## WHAT YOU NEED TO DO
Lift every line from the entries that includes the word "United".

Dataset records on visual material
--- begin ---

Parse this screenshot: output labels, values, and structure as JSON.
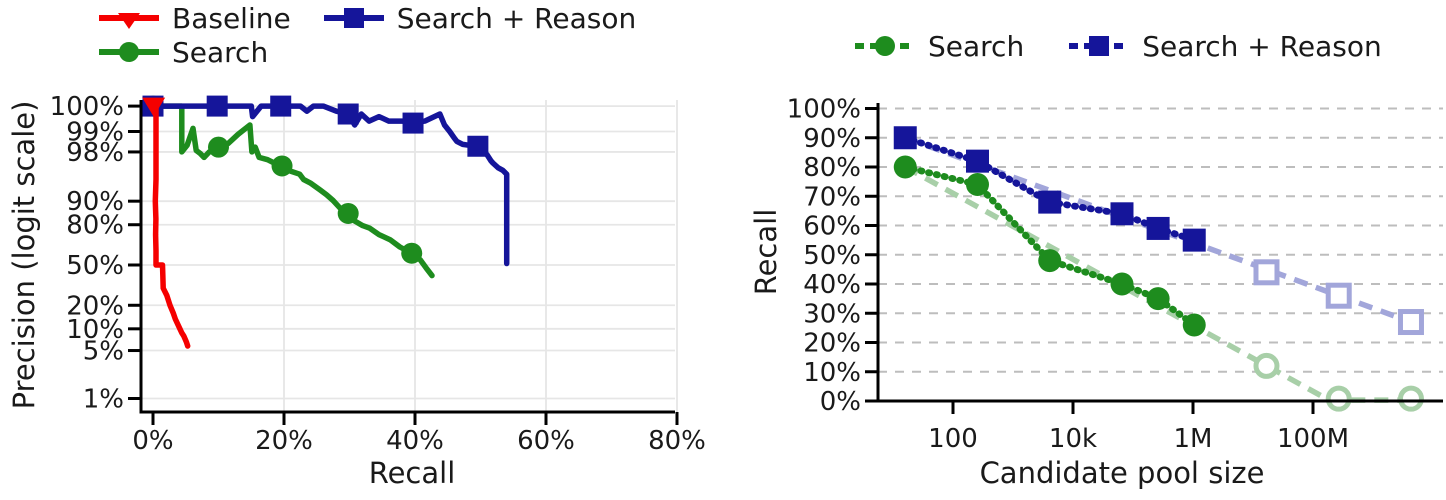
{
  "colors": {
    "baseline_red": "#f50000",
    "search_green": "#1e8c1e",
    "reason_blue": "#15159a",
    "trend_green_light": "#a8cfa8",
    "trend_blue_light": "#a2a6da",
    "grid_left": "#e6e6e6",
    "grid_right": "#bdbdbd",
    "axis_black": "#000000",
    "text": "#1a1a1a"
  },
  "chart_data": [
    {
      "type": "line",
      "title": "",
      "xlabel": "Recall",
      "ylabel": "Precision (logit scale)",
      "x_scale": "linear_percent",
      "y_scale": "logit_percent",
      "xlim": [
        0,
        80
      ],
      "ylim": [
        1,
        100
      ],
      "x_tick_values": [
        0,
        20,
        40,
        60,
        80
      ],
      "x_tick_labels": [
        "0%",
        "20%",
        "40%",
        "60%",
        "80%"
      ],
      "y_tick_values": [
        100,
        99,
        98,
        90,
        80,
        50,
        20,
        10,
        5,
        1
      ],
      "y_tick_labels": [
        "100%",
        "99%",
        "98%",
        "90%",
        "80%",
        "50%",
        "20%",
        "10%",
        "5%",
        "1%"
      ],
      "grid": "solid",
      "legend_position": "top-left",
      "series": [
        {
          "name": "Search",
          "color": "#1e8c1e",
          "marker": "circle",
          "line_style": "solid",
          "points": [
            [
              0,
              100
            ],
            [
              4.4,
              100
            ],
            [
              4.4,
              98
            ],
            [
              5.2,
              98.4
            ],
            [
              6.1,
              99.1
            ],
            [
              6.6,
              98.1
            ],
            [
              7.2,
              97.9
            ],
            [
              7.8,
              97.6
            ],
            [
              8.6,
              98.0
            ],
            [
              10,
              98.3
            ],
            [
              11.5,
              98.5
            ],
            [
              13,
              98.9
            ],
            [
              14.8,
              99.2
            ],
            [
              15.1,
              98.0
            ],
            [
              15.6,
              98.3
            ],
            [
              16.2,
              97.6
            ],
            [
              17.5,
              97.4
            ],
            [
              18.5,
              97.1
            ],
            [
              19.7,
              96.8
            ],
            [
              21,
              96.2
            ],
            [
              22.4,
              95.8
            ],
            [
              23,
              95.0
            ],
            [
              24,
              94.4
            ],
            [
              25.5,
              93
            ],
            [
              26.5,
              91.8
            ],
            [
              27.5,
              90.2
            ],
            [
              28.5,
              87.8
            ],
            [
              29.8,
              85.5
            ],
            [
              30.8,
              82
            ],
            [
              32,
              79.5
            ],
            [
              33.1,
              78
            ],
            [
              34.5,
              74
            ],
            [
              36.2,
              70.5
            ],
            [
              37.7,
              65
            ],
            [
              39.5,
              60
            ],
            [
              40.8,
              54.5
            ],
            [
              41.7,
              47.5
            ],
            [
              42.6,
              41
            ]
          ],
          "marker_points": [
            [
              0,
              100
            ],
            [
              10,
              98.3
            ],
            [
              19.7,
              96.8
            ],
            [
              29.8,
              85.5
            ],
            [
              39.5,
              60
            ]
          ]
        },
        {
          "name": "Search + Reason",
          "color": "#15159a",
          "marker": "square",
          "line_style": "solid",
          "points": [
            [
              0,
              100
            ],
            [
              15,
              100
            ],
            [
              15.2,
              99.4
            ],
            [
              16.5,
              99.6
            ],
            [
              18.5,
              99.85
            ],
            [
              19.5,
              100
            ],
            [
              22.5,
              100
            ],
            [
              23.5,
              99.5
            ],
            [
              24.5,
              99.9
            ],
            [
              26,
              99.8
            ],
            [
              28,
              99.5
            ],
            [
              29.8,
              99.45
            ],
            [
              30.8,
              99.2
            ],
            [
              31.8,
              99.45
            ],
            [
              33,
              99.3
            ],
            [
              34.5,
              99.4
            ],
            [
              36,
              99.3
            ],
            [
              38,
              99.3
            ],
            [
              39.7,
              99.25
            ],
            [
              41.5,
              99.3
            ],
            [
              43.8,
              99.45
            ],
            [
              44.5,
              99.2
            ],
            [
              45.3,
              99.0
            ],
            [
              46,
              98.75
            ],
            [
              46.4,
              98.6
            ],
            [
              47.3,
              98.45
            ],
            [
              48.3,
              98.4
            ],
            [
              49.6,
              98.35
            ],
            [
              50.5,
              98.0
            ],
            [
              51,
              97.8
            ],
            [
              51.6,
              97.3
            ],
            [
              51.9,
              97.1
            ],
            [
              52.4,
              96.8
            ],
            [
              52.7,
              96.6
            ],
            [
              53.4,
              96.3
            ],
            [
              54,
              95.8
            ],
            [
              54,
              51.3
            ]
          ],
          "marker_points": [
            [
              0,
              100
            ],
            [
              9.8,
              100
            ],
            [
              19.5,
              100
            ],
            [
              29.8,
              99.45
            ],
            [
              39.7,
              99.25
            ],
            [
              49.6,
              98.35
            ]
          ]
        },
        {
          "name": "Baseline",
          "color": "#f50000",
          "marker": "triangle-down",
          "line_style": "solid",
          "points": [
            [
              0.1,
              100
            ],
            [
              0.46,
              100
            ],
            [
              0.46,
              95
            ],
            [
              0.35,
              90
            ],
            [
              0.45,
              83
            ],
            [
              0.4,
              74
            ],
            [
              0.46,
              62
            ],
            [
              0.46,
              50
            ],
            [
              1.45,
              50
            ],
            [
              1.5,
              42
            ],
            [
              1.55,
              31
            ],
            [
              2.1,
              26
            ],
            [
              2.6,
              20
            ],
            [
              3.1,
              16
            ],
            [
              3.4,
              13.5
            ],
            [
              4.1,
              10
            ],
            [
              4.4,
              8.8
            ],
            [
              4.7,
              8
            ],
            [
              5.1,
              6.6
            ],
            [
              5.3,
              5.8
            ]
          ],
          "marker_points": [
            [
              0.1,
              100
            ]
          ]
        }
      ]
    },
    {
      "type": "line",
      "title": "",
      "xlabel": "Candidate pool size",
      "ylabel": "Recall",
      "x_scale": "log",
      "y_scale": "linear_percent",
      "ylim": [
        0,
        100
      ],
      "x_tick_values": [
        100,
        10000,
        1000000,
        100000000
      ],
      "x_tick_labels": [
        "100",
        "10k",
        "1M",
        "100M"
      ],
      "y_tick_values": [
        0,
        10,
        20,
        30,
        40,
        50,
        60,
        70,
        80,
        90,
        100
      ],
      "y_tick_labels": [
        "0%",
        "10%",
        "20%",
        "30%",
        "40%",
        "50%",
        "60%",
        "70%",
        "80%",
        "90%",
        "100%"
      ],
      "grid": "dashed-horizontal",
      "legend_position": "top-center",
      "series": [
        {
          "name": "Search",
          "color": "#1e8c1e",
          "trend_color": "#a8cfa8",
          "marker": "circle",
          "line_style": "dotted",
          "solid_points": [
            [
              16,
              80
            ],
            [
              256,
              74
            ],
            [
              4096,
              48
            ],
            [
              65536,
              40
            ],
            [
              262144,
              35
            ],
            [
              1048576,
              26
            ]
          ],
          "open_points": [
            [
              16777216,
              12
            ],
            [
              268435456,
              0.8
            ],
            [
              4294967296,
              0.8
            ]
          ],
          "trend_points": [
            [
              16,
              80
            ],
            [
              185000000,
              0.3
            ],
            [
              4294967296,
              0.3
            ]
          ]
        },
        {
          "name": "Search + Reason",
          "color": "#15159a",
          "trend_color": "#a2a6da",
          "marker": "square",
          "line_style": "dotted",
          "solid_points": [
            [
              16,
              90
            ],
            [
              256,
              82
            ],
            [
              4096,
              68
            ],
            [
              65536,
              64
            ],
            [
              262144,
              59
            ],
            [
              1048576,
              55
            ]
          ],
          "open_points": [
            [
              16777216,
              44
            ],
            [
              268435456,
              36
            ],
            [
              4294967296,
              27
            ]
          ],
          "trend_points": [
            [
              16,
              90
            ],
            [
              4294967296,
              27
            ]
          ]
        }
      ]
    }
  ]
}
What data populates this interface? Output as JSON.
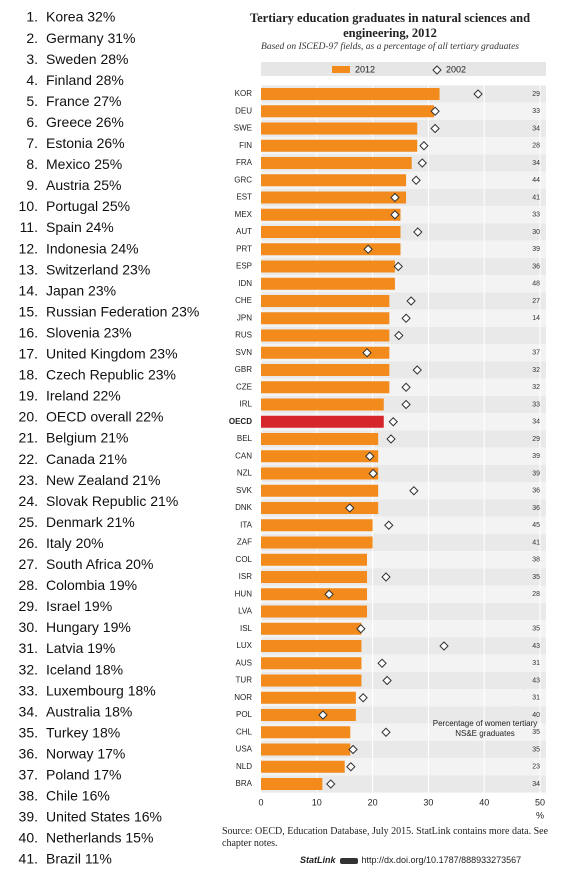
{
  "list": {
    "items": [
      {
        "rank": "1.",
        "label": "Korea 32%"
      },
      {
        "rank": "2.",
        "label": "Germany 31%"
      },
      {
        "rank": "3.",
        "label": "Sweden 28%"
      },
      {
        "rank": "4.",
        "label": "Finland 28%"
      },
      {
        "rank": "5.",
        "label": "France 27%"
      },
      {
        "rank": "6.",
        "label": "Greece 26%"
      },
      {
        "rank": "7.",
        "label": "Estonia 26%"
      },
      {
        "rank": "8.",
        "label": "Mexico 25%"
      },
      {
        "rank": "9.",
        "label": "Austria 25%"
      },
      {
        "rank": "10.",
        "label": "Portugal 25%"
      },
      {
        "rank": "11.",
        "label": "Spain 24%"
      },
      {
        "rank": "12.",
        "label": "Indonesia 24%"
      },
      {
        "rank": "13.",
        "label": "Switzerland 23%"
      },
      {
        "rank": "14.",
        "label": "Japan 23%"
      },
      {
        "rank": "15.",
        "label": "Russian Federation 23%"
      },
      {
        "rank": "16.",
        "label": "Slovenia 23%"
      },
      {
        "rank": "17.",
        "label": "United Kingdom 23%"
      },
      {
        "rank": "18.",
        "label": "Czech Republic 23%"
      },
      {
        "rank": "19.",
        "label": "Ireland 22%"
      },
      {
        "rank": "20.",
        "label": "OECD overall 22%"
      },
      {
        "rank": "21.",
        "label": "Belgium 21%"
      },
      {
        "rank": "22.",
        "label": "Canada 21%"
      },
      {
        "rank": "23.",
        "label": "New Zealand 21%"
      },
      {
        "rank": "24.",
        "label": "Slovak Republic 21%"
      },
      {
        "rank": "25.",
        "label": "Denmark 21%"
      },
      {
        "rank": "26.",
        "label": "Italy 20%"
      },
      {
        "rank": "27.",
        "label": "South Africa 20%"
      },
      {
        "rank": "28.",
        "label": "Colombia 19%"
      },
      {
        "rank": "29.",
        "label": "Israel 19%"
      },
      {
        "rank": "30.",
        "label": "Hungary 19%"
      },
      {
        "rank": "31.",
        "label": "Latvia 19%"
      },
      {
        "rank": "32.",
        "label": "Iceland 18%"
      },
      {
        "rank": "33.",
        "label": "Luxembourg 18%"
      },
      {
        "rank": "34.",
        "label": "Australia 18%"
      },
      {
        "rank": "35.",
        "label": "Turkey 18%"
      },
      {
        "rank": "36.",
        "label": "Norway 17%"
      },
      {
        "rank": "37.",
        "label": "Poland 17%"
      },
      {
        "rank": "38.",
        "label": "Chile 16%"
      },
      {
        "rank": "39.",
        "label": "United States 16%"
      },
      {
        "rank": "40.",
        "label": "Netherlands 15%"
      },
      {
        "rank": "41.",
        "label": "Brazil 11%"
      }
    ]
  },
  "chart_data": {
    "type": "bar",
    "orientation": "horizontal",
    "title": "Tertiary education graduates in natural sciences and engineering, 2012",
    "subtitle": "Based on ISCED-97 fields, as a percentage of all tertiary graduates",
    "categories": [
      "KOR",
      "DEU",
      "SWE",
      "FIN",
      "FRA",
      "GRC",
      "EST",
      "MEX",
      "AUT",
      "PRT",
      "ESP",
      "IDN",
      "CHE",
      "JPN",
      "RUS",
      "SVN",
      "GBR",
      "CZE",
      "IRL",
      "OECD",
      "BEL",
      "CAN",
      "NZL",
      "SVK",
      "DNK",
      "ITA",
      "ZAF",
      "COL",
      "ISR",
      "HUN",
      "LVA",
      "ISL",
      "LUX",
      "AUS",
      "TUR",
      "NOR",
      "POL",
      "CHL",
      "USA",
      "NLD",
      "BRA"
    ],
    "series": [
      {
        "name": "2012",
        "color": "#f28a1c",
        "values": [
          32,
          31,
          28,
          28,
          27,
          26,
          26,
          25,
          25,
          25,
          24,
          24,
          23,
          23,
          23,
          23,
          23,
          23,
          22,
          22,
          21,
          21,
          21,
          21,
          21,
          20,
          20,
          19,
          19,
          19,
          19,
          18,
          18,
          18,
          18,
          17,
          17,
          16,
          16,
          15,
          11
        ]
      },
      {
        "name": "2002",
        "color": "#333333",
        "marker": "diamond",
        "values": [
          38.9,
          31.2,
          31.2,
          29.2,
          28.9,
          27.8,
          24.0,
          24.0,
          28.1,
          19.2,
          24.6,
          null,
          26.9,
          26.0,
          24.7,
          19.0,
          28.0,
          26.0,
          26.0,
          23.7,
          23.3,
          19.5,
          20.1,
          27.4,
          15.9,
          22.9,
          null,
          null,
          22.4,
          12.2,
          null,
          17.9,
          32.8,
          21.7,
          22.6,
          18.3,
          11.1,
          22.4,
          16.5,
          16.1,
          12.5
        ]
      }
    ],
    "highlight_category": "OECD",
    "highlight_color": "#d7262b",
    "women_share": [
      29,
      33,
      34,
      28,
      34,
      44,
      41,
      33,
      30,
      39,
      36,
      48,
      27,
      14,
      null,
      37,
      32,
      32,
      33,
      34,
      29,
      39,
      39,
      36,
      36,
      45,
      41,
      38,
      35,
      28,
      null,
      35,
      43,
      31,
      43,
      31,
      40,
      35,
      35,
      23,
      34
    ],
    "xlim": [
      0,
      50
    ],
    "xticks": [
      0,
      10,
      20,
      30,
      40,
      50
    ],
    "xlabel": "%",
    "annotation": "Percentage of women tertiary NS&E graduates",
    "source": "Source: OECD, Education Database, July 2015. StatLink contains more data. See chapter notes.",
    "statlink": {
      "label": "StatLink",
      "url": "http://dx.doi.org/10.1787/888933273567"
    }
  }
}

--- end ---

## RESPONSE TO THE TASK
        "label": "United Kingdom 23%"
        "label": "United States 16%"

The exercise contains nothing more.